Problem details. Leaving out the pictures, please retype each record exactly.

Entries from a dataset
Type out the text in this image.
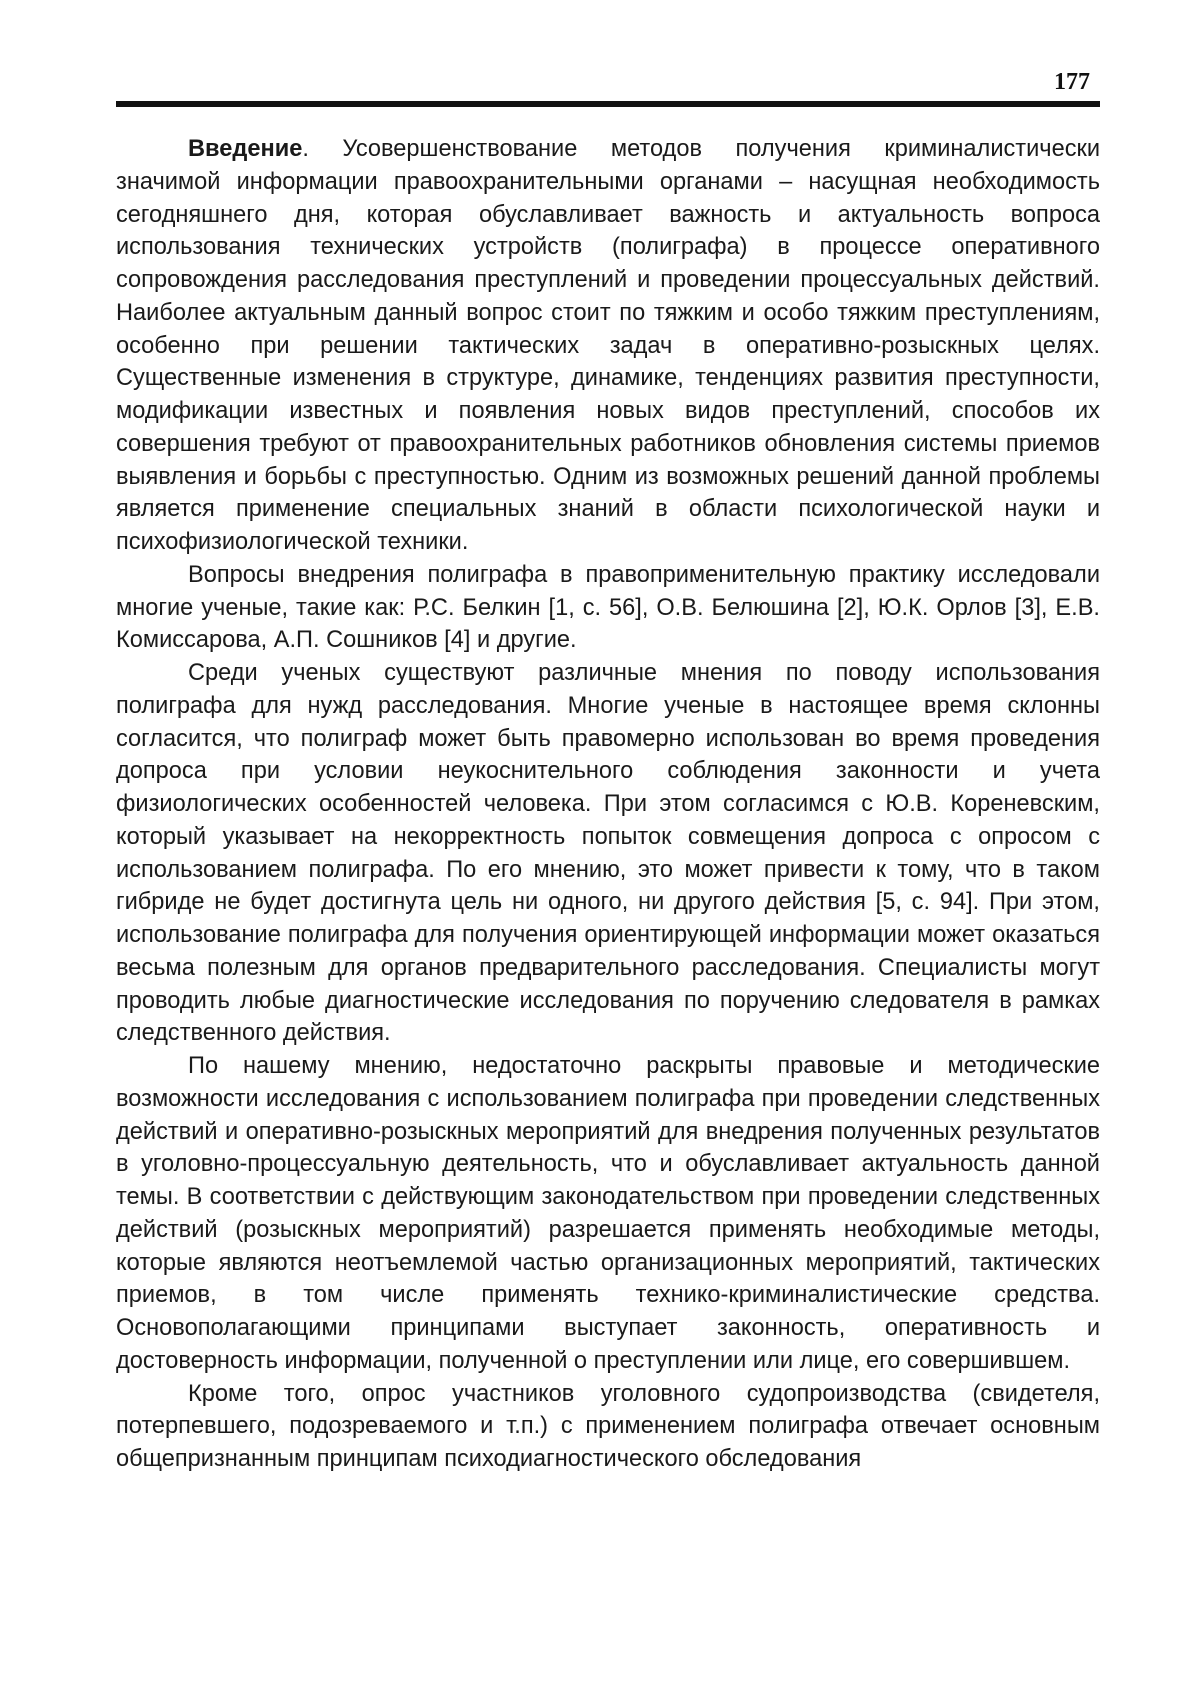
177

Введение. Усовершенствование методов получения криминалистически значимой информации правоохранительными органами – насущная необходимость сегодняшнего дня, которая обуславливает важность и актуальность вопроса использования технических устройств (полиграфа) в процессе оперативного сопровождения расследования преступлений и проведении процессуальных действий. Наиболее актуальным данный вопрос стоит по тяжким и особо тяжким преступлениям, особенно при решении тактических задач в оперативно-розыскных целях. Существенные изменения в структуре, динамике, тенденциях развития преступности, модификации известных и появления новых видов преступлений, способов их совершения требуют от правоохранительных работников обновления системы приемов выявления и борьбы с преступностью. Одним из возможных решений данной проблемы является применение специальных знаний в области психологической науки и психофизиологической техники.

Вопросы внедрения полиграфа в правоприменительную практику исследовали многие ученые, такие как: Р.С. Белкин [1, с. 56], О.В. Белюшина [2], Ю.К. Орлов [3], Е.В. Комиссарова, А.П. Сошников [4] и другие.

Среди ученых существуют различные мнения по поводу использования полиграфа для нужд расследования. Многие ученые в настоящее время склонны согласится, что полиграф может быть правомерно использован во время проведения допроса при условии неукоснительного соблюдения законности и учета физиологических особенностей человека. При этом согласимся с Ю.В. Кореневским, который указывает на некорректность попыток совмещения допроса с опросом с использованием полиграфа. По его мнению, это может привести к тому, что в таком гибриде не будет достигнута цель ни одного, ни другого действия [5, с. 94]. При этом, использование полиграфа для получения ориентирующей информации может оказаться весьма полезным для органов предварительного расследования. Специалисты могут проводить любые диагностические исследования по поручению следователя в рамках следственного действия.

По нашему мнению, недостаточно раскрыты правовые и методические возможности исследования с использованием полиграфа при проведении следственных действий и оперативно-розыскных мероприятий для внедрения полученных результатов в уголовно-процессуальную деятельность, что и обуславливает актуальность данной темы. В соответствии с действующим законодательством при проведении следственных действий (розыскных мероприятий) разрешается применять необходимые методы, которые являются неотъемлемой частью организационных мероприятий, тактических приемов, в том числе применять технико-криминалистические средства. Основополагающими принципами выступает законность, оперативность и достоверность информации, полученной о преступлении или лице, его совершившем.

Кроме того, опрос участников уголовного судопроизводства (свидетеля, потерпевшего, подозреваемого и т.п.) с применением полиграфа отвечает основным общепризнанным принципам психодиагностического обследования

Exercise solution.
Type out the text in this image.
177

Введение. Усовершенствование методов получения криминалистически значимой информации правоохранительными органами – насущная необходимость сегодняшнего дня, которая обуславливает важность и актуальность вопроса использования технических устройств (полиграфа) в процессе оперативного сопровождения расследования преступлений и проведении процессуальных действий. Наиболее актуальным данный вопрос стоит по тяжким и особо тяжким преступлениям, особенно при решении тактических задач в оперативно-розыскных целях. Существенные изменения в структуре, динамике, тенденциях развития преступности, модификации известных и появления новых видов преступлений, способов их совершения требуют от правоохранительных работников обновления системы приемов выявления и борьбы с преступностью. Одним из возможных решений данной проблемы является применение специальных знаний в области психологической науки и психофизиологической техники.

Вопросы внедрения полиграфа в правоприменительную практику исследовали многие ученые, такие как: Р.С. Белкин [1, с. 56], О.В. Белюшина [2], Ю.К. Орлов [3], Е.В. Комиссарова, А.П. Сошников [4] и другие.

Среди ученых существуют различные мнения по поводу использования полиграфа для нужд расследования. Многие ученые в настоящее время склонны согласится, что полиграф может быть правомерно использован во время проведения допроса при условии неукоснительного соблюдения законности и учета физиологических особенностей человека. При этом согласимся с Ю.В. Кореневским, который указывает на некорректность попыток совмещения допроса с опросом с использованием полиграфа. По его мнению, это может привести к тому, что в таком гибриде не будет достигнута цель ни одного, ни другого действия [5, с. 94]. При этом, использование полиграфа для получения ориентирующей информации может оказаться весьма полезным для органов предварительного расследования. Специалисты могут проводить любые диагностические исследования по поручению следователя в рамках следственного действия.

По нашему мнению, недостаточно раскрыты правовые и методические возможности исследования с использованием полиграфа при проведении следственных действий и оперативно-розыскных мероприятий для внедрения полученных результатов в уголовно-процессуальную деятельность, что и обуславливает актуальность данной темы. В соответствии с действующим законодательством при проведении следственных действий (розыскных мероприятий) разрешается применять необходимые методы, которые являются неотъемлемой частью организационных мероприятий, тактических приемов, в том числе применять технико-криминалистические средства. Основополагающими принципами выступает законность, оперативность и достоверность информации, полученной о преступлении или лице, его совершившем.

Кроме того, опрос участников уголовного судопроизводства (свидетеля, потерпевшего, подозреваемого и т.п.) с применением полиграфа отвечает основным общепризнанным принципам психодиагностического обследования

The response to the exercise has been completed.